(WRITTEN REQUEST): In the records below, find each line with the word "title" and copy it.

(RECORDS FOR THE TASK):

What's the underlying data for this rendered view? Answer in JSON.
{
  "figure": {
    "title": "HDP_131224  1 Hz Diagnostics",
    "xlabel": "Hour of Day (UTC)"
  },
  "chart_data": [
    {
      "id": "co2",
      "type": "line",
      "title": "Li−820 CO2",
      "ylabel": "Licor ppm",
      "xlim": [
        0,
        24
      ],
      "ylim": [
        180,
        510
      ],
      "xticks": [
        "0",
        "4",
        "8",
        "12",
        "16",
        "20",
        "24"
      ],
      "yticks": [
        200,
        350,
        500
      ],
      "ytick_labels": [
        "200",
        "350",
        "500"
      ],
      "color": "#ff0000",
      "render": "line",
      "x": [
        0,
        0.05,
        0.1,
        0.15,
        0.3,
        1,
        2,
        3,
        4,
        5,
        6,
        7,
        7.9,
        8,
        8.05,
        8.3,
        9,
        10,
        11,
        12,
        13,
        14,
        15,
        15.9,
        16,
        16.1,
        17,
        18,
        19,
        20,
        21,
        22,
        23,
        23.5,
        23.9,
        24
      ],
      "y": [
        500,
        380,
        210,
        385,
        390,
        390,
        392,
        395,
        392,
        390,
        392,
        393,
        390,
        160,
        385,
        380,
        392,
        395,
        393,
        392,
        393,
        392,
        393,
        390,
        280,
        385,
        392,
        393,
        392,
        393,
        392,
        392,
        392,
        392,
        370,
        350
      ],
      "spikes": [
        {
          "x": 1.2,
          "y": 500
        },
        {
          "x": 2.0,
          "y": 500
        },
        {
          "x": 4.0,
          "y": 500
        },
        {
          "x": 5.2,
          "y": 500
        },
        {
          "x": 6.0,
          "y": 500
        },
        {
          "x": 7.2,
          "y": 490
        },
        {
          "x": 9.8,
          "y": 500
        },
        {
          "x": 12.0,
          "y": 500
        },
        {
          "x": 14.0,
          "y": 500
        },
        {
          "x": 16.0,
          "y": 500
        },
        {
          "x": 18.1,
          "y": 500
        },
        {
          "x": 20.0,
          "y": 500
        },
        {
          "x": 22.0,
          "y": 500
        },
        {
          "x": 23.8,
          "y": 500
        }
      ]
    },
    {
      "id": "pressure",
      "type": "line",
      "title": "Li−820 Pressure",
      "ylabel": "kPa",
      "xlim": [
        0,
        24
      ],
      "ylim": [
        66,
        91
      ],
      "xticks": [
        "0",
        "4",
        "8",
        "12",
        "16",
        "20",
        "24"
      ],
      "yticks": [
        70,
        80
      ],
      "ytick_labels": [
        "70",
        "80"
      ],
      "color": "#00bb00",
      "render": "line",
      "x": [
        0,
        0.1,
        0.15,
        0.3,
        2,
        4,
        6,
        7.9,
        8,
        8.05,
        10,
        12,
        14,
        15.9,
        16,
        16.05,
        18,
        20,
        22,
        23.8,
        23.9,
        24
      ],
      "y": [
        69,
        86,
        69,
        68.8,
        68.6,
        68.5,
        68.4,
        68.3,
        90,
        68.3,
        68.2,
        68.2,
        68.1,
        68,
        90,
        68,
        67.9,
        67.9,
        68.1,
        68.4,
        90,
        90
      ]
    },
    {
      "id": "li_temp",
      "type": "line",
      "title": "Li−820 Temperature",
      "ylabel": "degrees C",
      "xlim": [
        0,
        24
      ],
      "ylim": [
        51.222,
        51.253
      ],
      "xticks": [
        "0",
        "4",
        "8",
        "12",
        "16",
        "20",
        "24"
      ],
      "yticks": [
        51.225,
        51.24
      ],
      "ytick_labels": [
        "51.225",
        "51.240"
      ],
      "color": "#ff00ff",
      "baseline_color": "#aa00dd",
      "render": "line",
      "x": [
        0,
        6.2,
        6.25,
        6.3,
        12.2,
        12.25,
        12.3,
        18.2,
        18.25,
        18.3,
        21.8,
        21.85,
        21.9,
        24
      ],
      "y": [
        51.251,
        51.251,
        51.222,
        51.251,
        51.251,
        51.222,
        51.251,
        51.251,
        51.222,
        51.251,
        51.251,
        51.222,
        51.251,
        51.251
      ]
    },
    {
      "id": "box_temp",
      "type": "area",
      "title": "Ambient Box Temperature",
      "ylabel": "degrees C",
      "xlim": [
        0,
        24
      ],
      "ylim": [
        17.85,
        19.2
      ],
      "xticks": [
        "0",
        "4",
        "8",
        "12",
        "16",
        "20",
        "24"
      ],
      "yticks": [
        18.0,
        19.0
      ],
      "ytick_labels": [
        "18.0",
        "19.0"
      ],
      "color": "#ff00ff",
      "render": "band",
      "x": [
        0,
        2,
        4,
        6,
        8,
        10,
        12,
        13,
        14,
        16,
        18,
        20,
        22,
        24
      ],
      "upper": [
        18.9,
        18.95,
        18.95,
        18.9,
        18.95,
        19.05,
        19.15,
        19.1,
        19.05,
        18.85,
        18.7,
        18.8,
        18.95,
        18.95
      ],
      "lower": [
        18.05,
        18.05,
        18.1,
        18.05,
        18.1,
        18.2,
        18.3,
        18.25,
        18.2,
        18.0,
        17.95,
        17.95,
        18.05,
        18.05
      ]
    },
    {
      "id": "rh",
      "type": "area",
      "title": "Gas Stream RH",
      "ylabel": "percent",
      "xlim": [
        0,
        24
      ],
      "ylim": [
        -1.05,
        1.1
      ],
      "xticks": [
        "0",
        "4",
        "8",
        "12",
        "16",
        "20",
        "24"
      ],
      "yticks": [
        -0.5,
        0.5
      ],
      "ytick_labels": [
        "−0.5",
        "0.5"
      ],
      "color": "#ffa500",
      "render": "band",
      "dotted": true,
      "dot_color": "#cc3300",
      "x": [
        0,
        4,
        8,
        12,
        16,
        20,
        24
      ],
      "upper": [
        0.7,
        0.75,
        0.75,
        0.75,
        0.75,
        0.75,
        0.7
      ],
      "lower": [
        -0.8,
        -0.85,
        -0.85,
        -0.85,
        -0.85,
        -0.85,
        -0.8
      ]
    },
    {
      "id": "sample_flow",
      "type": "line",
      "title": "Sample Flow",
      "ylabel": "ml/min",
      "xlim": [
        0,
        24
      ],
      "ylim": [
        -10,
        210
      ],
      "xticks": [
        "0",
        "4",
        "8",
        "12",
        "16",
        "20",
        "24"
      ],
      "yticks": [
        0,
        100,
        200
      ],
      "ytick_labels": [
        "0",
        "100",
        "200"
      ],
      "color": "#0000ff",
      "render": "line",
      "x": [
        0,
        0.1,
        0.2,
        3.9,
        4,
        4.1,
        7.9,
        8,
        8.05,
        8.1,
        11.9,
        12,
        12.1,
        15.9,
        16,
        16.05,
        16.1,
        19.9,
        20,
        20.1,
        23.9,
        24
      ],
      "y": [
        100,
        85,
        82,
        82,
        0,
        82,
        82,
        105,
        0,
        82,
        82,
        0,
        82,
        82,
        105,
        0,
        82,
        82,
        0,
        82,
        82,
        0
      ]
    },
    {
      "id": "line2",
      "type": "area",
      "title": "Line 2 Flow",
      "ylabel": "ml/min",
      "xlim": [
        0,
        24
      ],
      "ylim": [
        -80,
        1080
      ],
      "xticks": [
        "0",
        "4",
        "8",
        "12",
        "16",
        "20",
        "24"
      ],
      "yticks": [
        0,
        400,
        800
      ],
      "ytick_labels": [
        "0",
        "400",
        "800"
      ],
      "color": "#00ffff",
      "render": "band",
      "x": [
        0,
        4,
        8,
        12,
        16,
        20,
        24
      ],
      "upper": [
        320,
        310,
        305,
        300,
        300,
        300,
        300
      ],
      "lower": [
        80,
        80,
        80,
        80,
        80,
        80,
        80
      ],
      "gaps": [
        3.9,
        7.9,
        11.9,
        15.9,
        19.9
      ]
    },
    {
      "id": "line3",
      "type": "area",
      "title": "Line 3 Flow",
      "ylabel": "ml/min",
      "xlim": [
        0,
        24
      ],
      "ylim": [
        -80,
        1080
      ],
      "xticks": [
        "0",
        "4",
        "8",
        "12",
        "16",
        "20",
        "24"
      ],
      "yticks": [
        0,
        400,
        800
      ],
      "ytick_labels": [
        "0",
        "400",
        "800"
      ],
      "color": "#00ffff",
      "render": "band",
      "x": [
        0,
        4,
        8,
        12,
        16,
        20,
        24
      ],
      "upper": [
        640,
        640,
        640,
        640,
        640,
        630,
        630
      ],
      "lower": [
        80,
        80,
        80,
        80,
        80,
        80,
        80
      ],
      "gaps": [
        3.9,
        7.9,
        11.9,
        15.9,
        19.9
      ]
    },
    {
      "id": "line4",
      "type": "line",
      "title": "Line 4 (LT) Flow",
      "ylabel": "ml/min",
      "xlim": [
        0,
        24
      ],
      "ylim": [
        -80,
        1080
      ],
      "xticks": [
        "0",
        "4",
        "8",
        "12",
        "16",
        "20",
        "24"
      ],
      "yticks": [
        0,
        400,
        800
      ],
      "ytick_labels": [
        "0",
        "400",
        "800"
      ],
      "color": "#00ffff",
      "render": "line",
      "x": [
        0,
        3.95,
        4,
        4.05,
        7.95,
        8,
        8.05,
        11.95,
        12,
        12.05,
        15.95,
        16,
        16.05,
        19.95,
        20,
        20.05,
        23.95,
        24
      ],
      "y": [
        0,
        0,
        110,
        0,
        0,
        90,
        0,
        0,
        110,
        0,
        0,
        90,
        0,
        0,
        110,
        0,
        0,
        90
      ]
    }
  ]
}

(ANSWER TO THIS TASK):
    "title": "HDP_131224  1 Hz Diagnostics",
      "title": "Li−820 CO2",
      "title": "Li−820 Pressure",
      "title": "Li−820 Temperature",
      "title": "Ambient Box Temperature",
      "title": "Gas Stream RH",
      "title": "Sample Flow",
      "title": "Line 2 Flow",
      "title": "Line 3 Flow",
      "title": "Line 4 (LT) Flow",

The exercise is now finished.